Data records
━━━

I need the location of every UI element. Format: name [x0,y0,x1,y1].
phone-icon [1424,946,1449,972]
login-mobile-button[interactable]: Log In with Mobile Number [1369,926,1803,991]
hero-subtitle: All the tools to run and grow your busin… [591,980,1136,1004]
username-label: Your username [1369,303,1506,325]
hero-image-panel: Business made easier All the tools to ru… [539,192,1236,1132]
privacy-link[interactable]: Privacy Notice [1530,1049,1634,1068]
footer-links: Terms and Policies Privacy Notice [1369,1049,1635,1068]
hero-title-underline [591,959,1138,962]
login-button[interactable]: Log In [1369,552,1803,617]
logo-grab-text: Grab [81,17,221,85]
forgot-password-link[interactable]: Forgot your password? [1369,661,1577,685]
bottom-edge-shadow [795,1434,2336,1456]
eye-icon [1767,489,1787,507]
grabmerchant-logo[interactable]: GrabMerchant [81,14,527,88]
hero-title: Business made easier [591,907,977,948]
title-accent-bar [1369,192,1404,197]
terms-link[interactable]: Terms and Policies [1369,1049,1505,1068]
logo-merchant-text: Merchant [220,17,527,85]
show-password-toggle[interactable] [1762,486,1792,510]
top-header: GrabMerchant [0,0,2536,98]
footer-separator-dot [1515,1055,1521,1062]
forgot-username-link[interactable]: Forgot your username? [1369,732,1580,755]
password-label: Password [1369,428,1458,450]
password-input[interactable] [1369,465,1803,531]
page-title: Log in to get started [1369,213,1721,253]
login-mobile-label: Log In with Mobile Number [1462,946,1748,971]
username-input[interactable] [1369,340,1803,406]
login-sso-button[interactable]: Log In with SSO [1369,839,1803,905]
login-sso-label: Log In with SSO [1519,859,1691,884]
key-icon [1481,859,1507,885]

━━━

**Exercise prompt**
Reproduce every row above verbatim, one line each, in the same order.

**Solution**
I need the location of every UI element. Format: name [x0,y0,x1,y1].
phone-icon [1424,946,1449,972]
login-mobile-button[interactable]: Log In with Mobile Number [1369,926,1803,991]
hero-subtitle: All the tools to run and grow your busin… [591,980,1136,1004]
username-label: Your username [1369,303,1506,325]
hero-image-panel: Business made easier All the tools to ru… [539,192,1236,1132]
privacy-link[interactable]: Privacy Notice [1530,1049,1634,1068]
footer-links: Terms and Policies Privacy Notice [1369,1049,1635,1068]
hero-title-underline [591,959,1138,962]
login-button[interactable]: Log In [1369,552,1803,617]
logo-grab-text: Grab [81,17,221,85]
forgot-password-link[interactable]: Forgot your password? [1369,661,1577,685]
bottom-edge-shadow [795,1434,2336,1456]
eye-icon [1767,489,1787,507]
grabmerchant-logo[interactable]: GrabMerchant [81,14,527,88]
hero-title: Business made easier [591,907,977,948]
title-accent-bar [1369,192,1404,197]
terms-link[interactable]: Terms and Policies [1369,1049,1505,1068]
logo-merchant-text: Merchant [220,17,527,85]
show-password-toggle[interactable] [1762,486,1792,510]
top-header: GrabMerchant [0,0,2536,98]
footer-separator-dot [1515,1055,1521,1062]
forgot-username-link[interactable]: Forgot your username? [1369,732,1580,755]
password-label: Password [1369,428,1458,450]
password-input[interactable] [1369,465,1803,531]
page-title: Log in to get started [1369,213,1721,253]
login-mobile-label: Log In with Mobile Number [1462,946,1748,971]
username-input[interactable] [1369,340,1803,406]
login-sso-button[interactable]: Log In with SSO [1369,839,1803,905]
login-sso-label: Log In with SSO [1519,859,1691,884]
key-icon [1481,859,1507,885]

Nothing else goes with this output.